Task directions =
Identify all lines in the data containing the string "Hackers". Copy them out.

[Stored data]
# # # # # # #
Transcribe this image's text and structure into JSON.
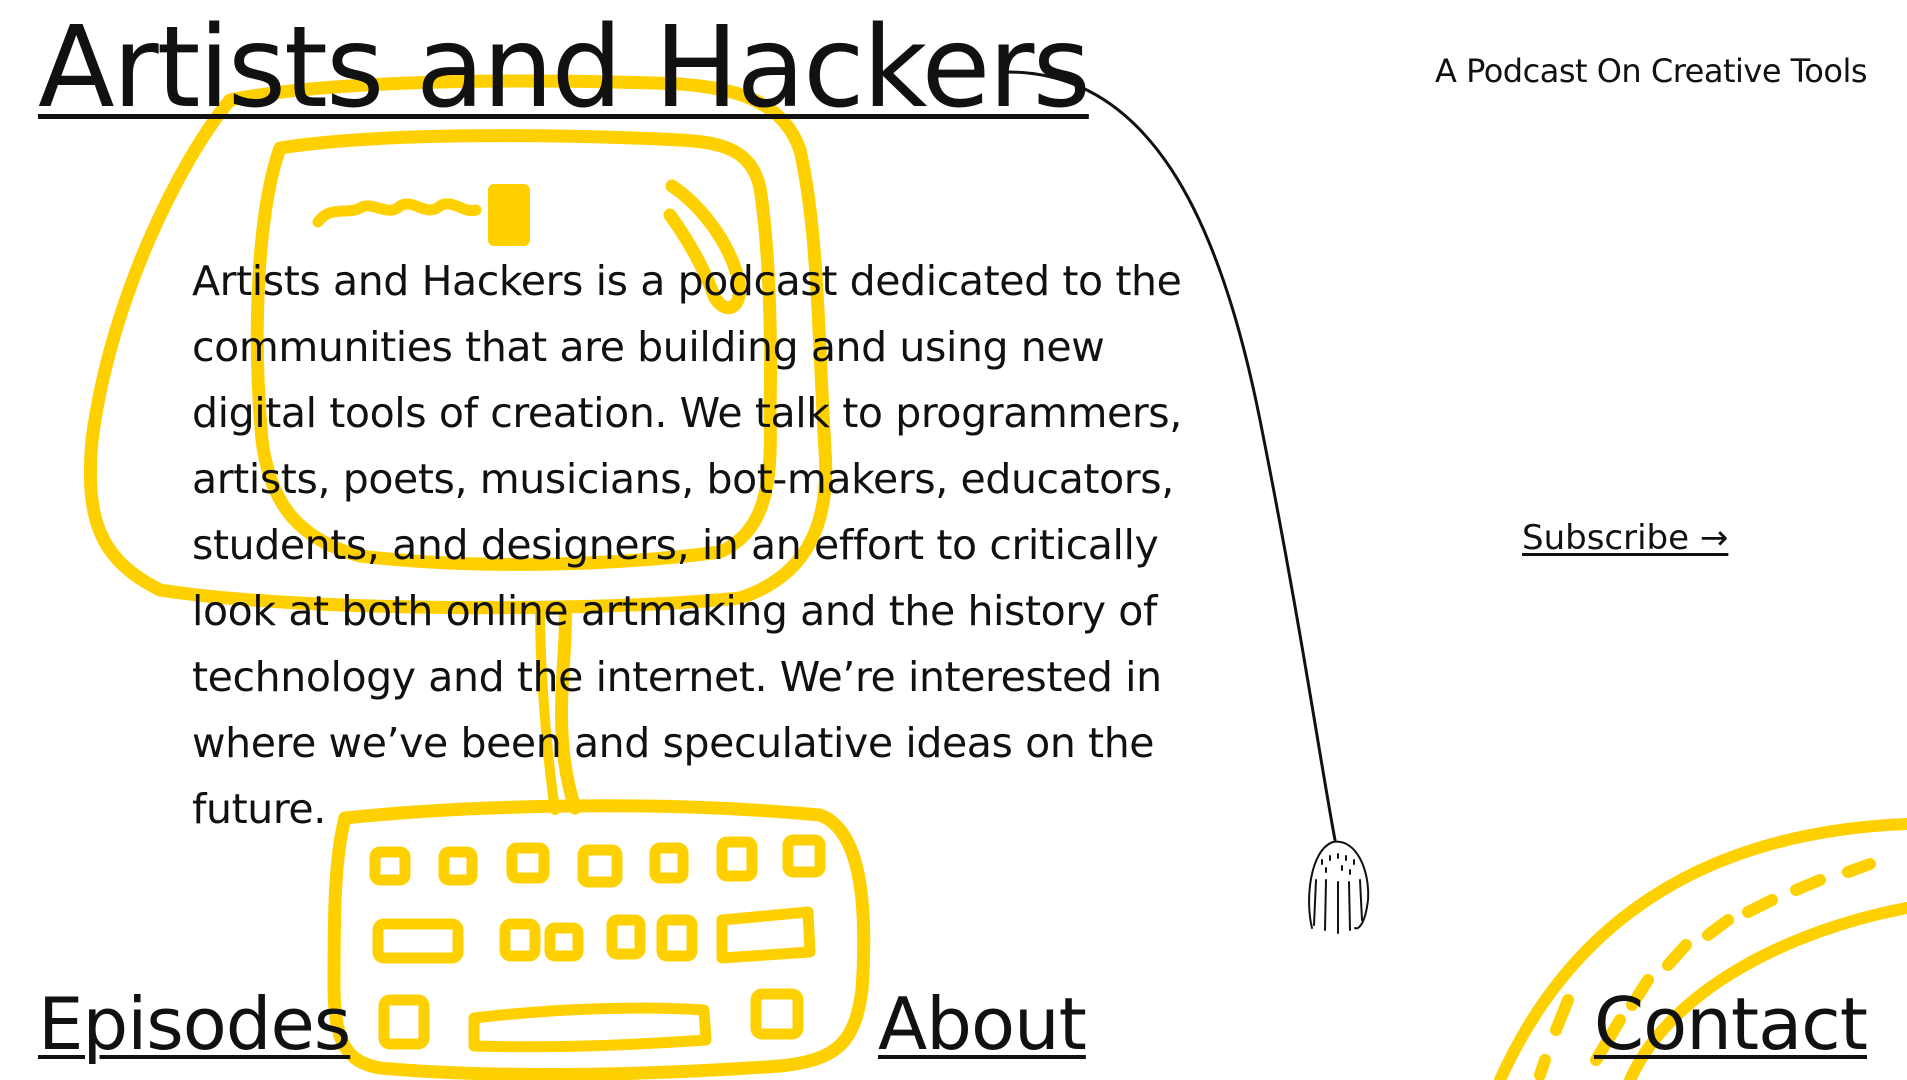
{
  "header": {
    "site_title": "Artists and Hackers",
    "tagline": "A Podcast On Creative Tools"
  },
  "intro": {
    "description": "Artists and Hackers is a podcast dedicated to the communities that are building and using new digital tools of creation. We talk to programmers, artists, poets, musicians, bot-makers, educators, students, and designers, in an effort to critically look at both online artmaking and the history of technology and the internet. We’re interested in where we’ve been and speculative ideas on the future."
  },
  "subscribe": {
    "label": "Subscribe →"
  },
  "nav": {
    "episodes": "Episodes",
    "about": "About",
    "contact": "Contact"
  },
  "colors": {
    "accent_yellow": "#FFD000",
    "text": "#111111",
    "background": "#FFFFFF"
  },
  "illustrations": [
    "computer-doodle",
    "hanging-hand-cord",
    "road-doodle"
  ]
}
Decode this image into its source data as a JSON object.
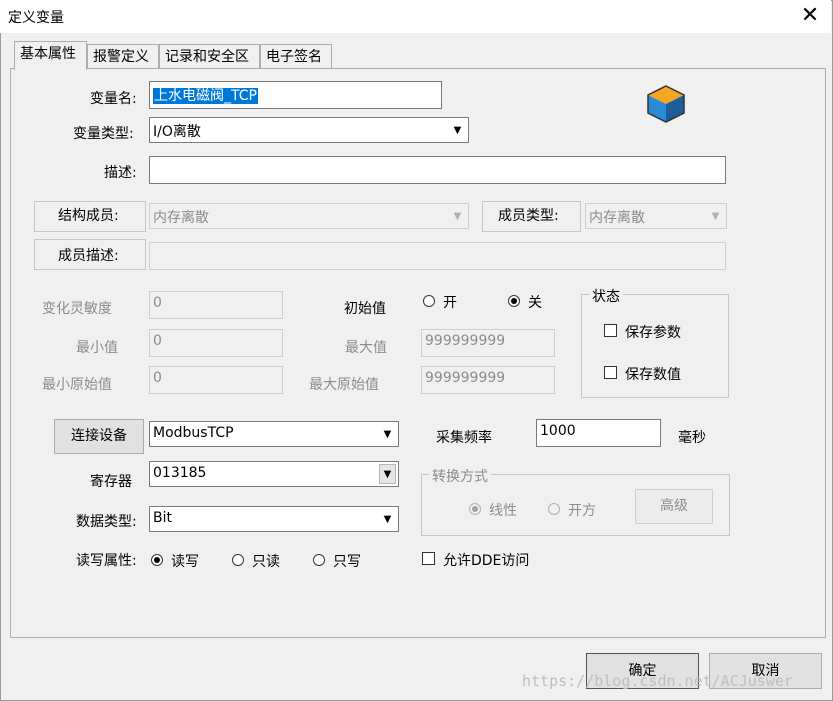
{
  "window": {
    "title": "定义变量"
  },
  "tabs": [
    {
      "label": "基本属性",
      "active": true
    },
    {
      "label": "报警定义",
      "active": false
    },
    {
      "label": "记录和安全区",
      "active": false
    },
    {
      "label": "电子签名",
      "active": false
    }
  ],
  "fields": {
    "var_name_label": "变量名:",
    "var_name_value": "上水电磁阀_TCP",
    "var_type_label": "变量类型:",
    "var_type_value": "I/O离散",
    "desc_label": "描述:",
    "desc_value": "",
    "struct_member_label": "结构成员:",
    "struct_member_value": "内存离散",
    "member_type_label": "成员类型:",
    "member_type_value": "内存离散",
    "member_desc_label": "成员描述:",
    "member_desc_value": "",
    "sensitivity_label": "变化灵敏度",
    "sensitivity_value": "0",
    "min_label": "最小值",
    "min_value": "0",
    "min_raw_label": "最小原始值",
    "min_raw_value": "0",
    "init_label": "初始值",
    "init_on": "开",
    "init_off": "关",
    "max_label": "最大值",
    "max_value": "999999999",
    "max_raw_label": "最大原始值",
    "max_raw_value": "999999999",
    "status_group": "状态",
    "save_param": "保存参数",
    "save_value": "保存数值",
    "connect_device_btn": "连接设备",
    "device_value": "ModbusTCP",
    "sample_freq_label": "采集频率",
    "sample_freq_value": "1000",
    "ms_label": "毫秒",
    "register_label": "寄存器",
    "register_value": "013185",
    "data_type_label": "数据类型:",
    "data_type_value": "Bit",
    "rw_label": "读写属性:",
    "rw_readwrite": "读写",
    "rw_readonly": "只读",
    "rw_writeonly": "只写",
    "convert_group": "转换方式",
    "convert_linear": "线性",
    "convert_sqrt": "开方",
    "advanced_btn": "高级",
    "allow_dde": "允许DDE访问"
  },
  "buttons": {
    "ok": "确定",
    "cancel": "取消"
  },
  "watermark": "https://blog.csdn.net/ACJuswer"
}
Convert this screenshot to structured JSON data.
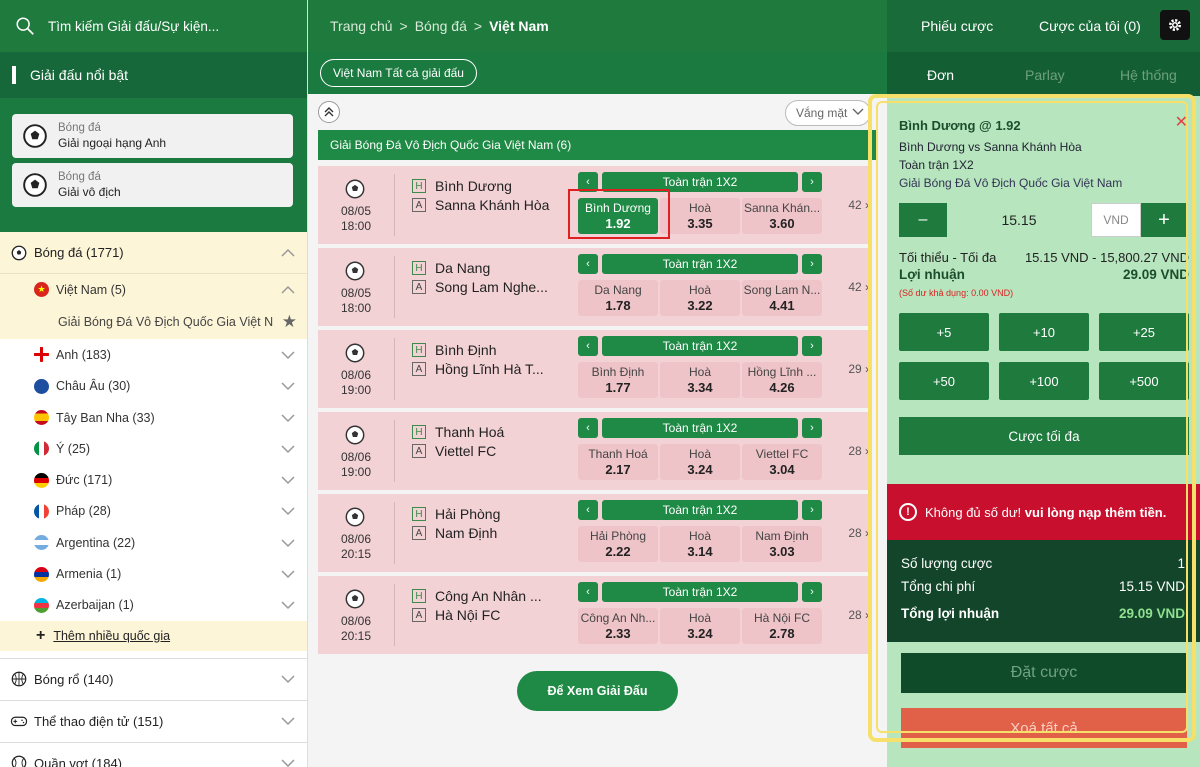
# # # # # # #
Final result =
    "site_title": "Artists and Hackers",
    "description": "Artists and Hackers is a podcast dedicated to the communities that are building and using new digital tools of creation. We talk to programmers, artists, poets, musicians, bot-makers, educators, students, and designers, in an effort to critically look at both online artmaking and the history of technology and the internet. We’re interested in where we’ve been and speculative ideas on the future."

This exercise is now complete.